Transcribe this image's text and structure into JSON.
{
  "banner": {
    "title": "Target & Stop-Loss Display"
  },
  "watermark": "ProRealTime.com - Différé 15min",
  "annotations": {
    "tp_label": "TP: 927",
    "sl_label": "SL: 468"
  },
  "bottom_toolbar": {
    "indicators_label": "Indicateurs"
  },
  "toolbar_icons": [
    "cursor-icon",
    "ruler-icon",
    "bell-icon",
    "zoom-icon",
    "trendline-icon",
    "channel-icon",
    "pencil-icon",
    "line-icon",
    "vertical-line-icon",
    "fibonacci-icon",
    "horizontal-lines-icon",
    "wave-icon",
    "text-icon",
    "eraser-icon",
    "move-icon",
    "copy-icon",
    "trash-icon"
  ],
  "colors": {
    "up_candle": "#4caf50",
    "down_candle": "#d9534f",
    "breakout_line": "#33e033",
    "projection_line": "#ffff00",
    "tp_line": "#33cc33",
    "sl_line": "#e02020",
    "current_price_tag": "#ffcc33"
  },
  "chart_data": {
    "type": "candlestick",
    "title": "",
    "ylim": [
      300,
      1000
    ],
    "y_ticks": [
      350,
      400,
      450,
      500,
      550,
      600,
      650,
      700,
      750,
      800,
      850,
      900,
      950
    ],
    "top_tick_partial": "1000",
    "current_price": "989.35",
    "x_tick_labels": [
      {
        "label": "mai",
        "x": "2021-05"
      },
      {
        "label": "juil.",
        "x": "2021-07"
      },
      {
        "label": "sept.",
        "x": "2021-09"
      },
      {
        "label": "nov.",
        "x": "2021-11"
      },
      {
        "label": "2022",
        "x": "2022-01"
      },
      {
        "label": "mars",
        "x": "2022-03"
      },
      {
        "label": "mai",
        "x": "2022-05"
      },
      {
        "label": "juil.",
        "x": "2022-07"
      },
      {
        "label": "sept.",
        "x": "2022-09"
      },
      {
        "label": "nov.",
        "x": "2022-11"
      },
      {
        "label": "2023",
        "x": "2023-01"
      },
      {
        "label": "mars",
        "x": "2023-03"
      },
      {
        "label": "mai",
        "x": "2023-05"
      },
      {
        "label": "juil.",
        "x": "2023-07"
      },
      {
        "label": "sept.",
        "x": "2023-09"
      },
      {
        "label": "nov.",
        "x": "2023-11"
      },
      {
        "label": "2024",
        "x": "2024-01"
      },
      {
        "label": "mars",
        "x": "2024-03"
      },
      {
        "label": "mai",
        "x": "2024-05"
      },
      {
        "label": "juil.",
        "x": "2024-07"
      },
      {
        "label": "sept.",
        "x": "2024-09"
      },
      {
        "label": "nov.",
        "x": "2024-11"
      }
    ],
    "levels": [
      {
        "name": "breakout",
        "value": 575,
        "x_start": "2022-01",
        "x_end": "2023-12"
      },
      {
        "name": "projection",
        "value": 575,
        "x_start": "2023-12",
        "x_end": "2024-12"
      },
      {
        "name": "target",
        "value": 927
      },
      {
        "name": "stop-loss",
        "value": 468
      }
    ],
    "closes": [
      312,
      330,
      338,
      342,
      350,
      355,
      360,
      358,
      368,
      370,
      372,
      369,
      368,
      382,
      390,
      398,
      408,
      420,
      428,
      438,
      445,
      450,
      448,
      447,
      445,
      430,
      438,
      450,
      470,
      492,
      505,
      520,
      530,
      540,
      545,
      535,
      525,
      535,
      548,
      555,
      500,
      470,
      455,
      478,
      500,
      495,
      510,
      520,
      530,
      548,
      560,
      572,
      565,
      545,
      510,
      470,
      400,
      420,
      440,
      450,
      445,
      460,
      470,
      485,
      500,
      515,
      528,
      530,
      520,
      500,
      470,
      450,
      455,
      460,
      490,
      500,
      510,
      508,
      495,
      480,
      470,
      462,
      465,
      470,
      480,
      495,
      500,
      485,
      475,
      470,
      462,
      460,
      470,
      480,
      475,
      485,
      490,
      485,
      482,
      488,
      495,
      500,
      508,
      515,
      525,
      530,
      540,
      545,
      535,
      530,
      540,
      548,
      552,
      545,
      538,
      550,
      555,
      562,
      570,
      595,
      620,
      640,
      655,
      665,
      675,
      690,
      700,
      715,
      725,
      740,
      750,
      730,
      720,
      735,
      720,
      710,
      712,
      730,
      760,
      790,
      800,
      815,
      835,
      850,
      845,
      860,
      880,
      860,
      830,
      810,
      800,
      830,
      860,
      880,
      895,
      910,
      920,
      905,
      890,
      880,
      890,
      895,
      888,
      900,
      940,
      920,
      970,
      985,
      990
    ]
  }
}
○ ○ ○ ○ ○
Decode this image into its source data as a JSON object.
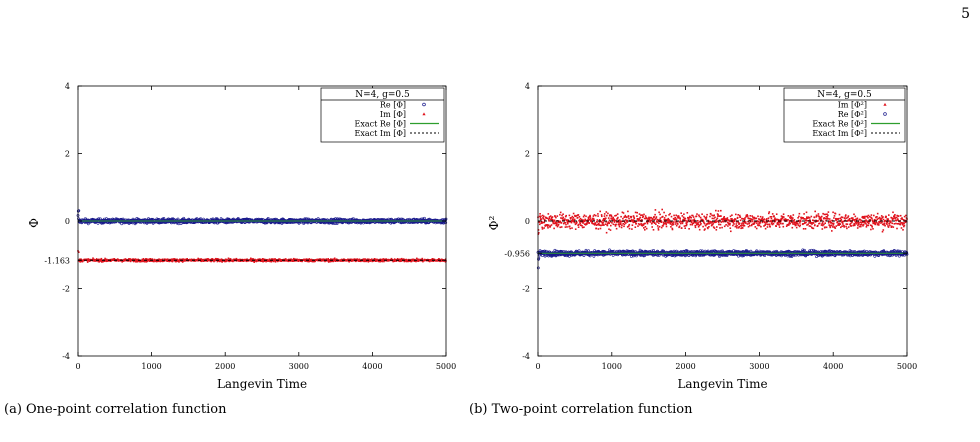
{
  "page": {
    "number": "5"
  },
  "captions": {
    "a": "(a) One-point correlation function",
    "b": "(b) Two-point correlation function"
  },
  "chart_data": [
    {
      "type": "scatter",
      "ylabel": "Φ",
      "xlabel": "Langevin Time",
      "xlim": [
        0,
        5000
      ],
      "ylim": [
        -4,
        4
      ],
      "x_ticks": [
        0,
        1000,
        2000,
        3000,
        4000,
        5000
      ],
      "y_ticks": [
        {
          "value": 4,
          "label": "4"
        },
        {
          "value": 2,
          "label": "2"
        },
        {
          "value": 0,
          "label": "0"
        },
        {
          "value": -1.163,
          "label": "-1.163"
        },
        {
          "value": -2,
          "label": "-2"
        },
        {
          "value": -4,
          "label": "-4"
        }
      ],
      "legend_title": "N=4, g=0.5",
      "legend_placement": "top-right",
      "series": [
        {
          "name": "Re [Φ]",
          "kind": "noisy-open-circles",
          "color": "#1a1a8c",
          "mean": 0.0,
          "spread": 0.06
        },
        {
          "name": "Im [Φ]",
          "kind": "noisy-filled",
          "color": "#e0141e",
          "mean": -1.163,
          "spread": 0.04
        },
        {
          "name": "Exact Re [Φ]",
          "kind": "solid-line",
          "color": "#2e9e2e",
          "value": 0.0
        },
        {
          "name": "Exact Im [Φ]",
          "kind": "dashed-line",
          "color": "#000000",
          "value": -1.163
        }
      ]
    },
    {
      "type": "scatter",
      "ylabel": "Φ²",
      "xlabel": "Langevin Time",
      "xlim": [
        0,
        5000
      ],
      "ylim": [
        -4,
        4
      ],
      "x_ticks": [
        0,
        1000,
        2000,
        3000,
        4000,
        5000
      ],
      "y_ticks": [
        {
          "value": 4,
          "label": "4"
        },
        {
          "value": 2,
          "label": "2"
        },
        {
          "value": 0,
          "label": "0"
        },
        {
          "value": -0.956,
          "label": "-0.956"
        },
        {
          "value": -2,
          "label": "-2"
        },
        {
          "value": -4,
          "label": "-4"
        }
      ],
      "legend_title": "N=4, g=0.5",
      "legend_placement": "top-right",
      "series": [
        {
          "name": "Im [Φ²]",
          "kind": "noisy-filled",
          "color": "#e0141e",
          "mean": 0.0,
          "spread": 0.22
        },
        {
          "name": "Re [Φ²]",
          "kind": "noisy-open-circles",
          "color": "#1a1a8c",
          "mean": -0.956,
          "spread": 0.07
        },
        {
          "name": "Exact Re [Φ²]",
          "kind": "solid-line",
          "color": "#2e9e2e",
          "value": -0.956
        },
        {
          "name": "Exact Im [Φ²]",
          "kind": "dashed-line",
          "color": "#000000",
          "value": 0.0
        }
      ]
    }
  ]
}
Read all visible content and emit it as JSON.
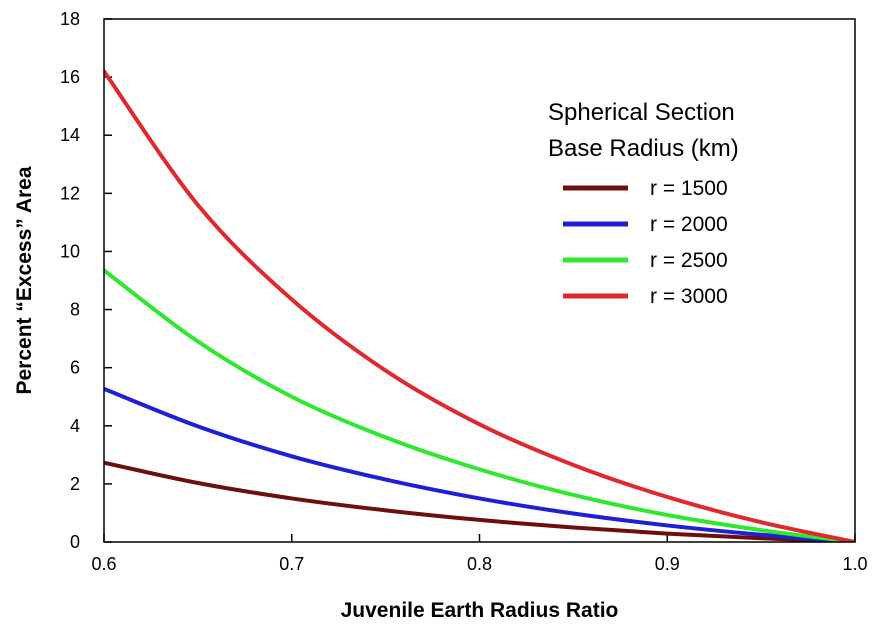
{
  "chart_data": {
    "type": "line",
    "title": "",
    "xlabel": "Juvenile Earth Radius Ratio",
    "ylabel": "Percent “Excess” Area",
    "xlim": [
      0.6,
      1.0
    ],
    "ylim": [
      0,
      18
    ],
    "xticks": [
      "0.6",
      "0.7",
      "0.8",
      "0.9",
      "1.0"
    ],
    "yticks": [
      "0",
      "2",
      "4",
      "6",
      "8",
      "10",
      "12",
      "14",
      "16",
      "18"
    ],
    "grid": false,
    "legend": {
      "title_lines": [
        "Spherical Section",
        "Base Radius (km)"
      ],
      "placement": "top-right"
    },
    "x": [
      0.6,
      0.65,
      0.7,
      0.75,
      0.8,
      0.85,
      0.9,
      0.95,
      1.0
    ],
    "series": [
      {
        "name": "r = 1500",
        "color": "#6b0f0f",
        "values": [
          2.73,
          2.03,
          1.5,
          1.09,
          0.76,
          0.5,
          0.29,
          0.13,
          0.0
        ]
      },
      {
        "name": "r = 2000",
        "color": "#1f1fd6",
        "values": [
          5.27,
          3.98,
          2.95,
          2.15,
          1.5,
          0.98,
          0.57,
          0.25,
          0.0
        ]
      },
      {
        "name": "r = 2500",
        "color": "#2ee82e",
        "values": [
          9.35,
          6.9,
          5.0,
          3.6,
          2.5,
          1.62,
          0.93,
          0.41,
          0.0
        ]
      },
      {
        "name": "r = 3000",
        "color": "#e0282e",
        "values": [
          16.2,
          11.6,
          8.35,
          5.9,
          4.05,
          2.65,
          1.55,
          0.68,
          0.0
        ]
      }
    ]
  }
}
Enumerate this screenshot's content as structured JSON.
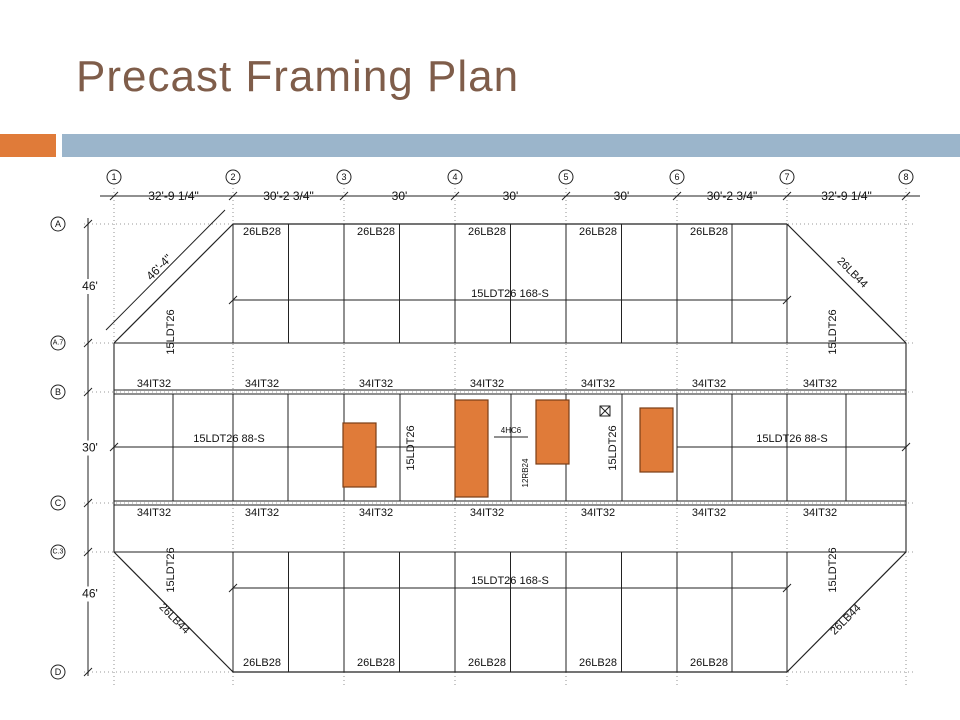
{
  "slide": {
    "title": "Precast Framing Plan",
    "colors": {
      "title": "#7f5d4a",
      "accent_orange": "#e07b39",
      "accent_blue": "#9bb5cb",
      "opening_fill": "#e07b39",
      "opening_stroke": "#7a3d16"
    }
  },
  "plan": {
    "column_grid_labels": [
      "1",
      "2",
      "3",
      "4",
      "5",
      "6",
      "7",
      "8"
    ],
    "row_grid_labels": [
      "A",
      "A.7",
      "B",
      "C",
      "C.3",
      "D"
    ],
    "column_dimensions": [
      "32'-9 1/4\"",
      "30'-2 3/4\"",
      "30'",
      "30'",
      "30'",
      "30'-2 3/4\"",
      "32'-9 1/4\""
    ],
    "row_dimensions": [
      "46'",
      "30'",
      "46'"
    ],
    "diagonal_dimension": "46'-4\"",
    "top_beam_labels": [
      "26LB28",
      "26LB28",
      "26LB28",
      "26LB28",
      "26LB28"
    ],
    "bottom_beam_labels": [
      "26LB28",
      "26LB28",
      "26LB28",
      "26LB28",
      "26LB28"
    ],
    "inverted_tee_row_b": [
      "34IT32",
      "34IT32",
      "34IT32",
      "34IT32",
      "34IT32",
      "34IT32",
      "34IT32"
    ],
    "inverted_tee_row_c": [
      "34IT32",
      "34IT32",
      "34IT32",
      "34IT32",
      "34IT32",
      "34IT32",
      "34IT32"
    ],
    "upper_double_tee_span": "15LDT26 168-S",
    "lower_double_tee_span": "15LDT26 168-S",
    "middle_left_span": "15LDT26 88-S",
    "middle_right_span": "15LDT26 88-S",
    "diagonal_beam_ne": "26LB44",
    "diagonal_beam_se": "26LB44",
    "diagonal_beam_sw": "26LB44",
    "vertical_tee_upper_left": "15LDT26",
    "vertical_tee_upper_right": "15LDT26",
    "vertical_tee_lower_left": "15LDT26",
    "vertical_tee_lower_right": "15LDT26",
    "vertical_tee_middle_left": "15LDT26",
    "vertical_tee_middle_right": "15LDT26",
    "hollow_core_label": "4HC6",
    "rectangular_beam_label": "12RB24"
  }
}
○ ○ ○ ○ ○
> [Written task]: Return each line among the entries that holds the word "function".

> [Response for this exercise]:
    "a": "(a) One-point correlation function",
    "b": "(b) Two-point correlation function"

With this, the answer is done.